Stored data entries
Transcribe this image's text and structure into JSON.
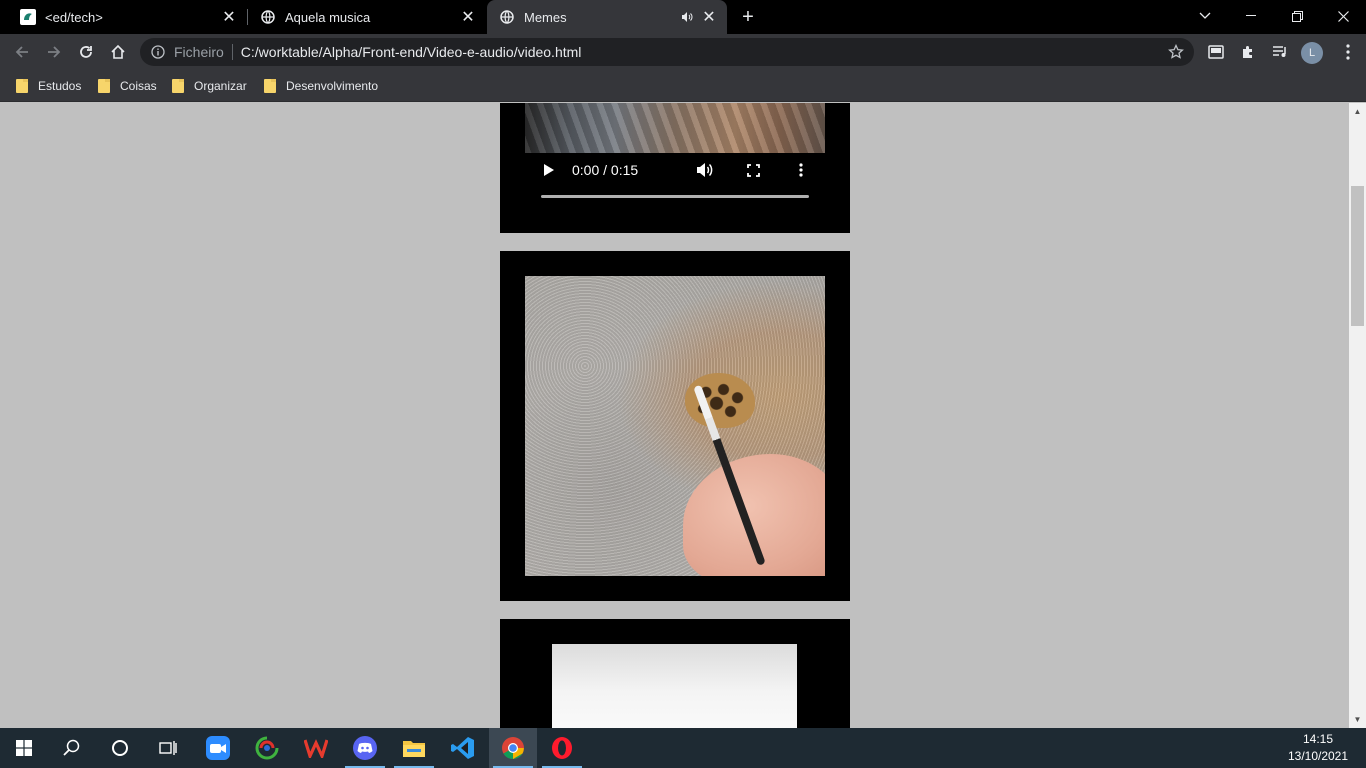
{
  "browser": {
    "tabs": [
      {
        "title": "<ed/tech>",
        "icon": "edtech-favicon-icon",
        "active": false
      },
      {
        "title": "Aquela musica",
        "icon": "globe-icon",
        "active": false
      },
      {
        "title": "Memes",
        "icon": "globe-icon",
        "active": true,
        "audio": true
      }
    ],
    "address": {
      "scheme_label": "Ficheiro",
      "url": "C:/worktable/Alpha/Front-end/Video-e-audio/video.html"
    },
    "profile_initial": "L",
    "bookmarks": [
      "Estudos",
      "Coisas",
      "Organizar",
      "Desenvolvimento"
    ]
  },
  "page": {
    "video1": {
      "time": "0:00 / 0:15",
      "progress": 0
    },
    "background_color": "#c0c0c0",
    "card_color": "#000000"
  },
  "taskbar": {
    "apps": [
      "start",
      "search",
      "cortana",
      "task-view",
      "zoom",
      "greenshot",
      "wps-office",
      "discord",
      "file-explorer",
      "vscode",
      "chrome",
      "opera"
    ],
    "clock_time": "14:15",
    "clock_date": "13/10/2021"
  }
}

**SHORT PROBLEM:** Give all the entries again exactly, dropping each picture.

**THE ANSWER:**
Transcribe this image's text and structure into JSON.
{
  "browser": {
    "tabs": [
      {
        "title": "<ed/tech>",
        "icon": "edtech-favicon-icon",
        "active": false
      },
      {
        "title": "Aquela musica",
        "icon": "globe-icon",
        "active": false
      },
      {
        "title": "Memes",
        "icon": "globe-icon",
        "active": true,
        "audio": true
      }
    ],
    "address": {
      "scheme_label": "Ficheiro",
      "url": "C:/worktable/Alpha/Front-end/Video-e-audio/video.html"
    },
    "profile_initial": "L",
    "bookmarks": [
      "Estudos",
      "Coisas",
      "Organizar",
      "Desenvolvimento"
    ]
  },
  "page": {
    "video1": {
      "time": "0:00 / 0:15",
      "progress": 0
    },
    "background_color": "#c0c0c0",
    "card_color": "#000000"
  },
  "taskbar": {
    "apps": [
      "start",
      "search",
      "cortana",
      "task-view",
      "zoom",
      "greenshot",
      "wps-office",
      "discord",
      "file-explorer",
      "vscode",
      "chrome",
      "opera"
    ],
    "clock_time": "14:15",
    "clock_date": "13/10/2021"
  }
}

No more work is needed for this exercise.